> [Problem details]:
Retype every entry exactly, character for character.

> [Given entries]:
## Start

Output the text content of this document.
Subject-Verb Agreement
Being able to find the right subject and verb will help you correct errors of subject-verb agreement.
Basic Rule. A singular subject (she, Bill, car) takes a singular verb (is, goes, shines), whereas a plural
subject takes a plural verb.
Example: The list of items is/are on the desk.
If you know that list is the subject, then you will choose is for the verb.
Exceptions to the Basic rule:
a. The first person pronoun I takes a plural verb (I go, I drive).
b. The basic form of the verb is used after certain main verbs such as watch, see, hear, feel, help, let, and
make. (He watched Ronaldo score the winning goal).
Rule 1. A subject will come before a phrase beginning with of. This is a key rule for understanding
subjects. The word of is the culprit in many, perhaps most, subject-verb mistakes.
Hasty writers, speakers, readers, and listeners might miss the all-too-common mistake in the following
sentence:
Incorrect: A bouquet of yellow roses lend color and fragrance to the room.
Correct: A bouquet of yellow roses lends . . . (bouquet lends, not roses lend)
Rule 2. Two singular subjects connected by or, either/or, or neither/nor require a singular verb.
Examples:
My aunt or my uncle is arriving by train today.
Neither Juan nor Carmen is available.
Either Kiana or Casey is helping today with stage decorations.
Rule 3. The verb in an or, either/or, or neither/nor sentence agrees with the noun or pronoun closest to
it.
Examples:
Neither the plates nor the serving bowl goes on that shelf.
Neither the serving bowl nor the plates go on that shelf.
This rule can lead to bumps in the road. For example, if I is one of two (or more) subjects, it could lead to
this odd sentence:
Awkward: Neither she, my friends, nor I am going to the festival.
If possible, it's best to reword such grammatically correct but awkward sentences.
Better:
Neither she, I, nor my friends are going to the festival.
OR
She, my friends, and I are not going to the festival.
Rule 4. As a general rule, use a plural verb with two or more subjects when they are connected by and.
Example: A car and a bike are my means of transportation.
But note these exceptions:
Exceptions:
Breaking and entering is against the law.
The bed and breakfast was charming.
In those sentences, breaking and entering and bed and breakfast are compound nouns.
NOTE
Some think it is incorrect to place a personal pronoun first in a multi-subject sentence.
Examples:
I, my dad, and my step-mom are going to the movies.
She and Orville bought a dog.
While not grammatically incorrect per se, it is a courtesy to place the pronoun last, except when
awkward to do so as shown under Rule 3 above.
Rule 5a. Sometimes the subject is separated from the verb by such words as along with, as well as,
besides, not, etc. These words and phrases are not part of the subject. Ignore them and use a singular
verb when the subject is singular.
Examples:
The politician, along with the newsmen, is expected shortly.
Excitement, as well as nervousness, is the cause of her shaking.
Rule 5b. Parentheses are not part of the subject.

## End

> [Task output]:
Output the text content of this document.
Subject-Verb Agreement
Being able to find the right subject and verb will help you correct errors of subject-verb agreement.
Basic Rule. A singular subject (she, Bill, car) takes a singular verb (is, goes, shines), whereas a plural
subject takes a plural verb.
Example: The list of items is/are on the desk.
If you know that list is the subject, then you will choose is for the verb.
Exceptions to the Basic rule:
a. The first person pronoun I takes a plural verb (I go, I drive).
b. The basic form of the verb is used after certain main verbs such as watch, see, hear, feel, help, let, and
make. (He watched Ronaldo score the winning goal).
Rule 1. A subject will come before a phrase beginning with of. This is a key rule for understanding
subjects. The word of is the culprit in many, perhaps most, subject-verb mistakes.
Hasty writers, speakers, readers, and listeners might miss the all-too-common mistake in the following
sentence:
Incorrect: A bouquet of yellow roses lend color and fragrance to the room.
Correct: A bouquet of yellow roses lends . . . (bouquet lends, not roses lend)
Rule 2. Two singular subjects connected by or, either/or, or neither/nor require a singular verb.
Examples:
My aunt or my uncle is arriving by train today.
Neither Juan nor Carmen is available.
Either Kiana or Casey is helping today with stage decorations.
Rule 3. The verb in an or, either/or, or neither/nor sentence agrees with the noun or pronoun closest to
it.
Examples:
Neither the plates nor the serving bowl goes on that shelf.
Neither the serving bowl nor the plates go on that shelf.
This rule can lead to bumps in the road. For example, if I is one of two (or more) subjects, it could lead to
this odd sentence:
Awkward: Neither she, my friends, nor I am going to the festival.
If possible, it's best to reword such grammatically correct but awkward sentences.
Better:
Neither she, I, nor my friends are going to the festival.
OR
She, my friends, and I are not going to the festival.
Rule 4. As a general rule, use a plural verb with two or more subjects when they are connected by and.
Example: A car and a bike are my means of transportation.
But note these exceptions:
Exceptions:
Breaking and entering is against the law.
The bed and breakfast was charming.
In those sentences, breaking and entering and bed and breakfast are compound nouns.
NOTE
Some think it is incorrect to place a personal pronoun first in a multi-subject sentence.
Examples:
I, my dad, and my step-mom are going to the movies.
She and Orville bought a dog.
While not grammatically incorrect per se, it is a courtesy to place the pronoun last, except when
awkward to do so as shown under Rule 3 above.
Rule 5a. Sometimes the subject is separated from the verb by such words as along with, as well as,
besides, not, etc. These words and phrases are not part of the subject. Ignore them and use a singular
verb when the subject is singular.
Examples:
The politician, along with the newsmen, is expected shortly.
Excitement, as well as nervousness, is the cause of her shaking.
Rule 5b. Parentheses are not part of the subject.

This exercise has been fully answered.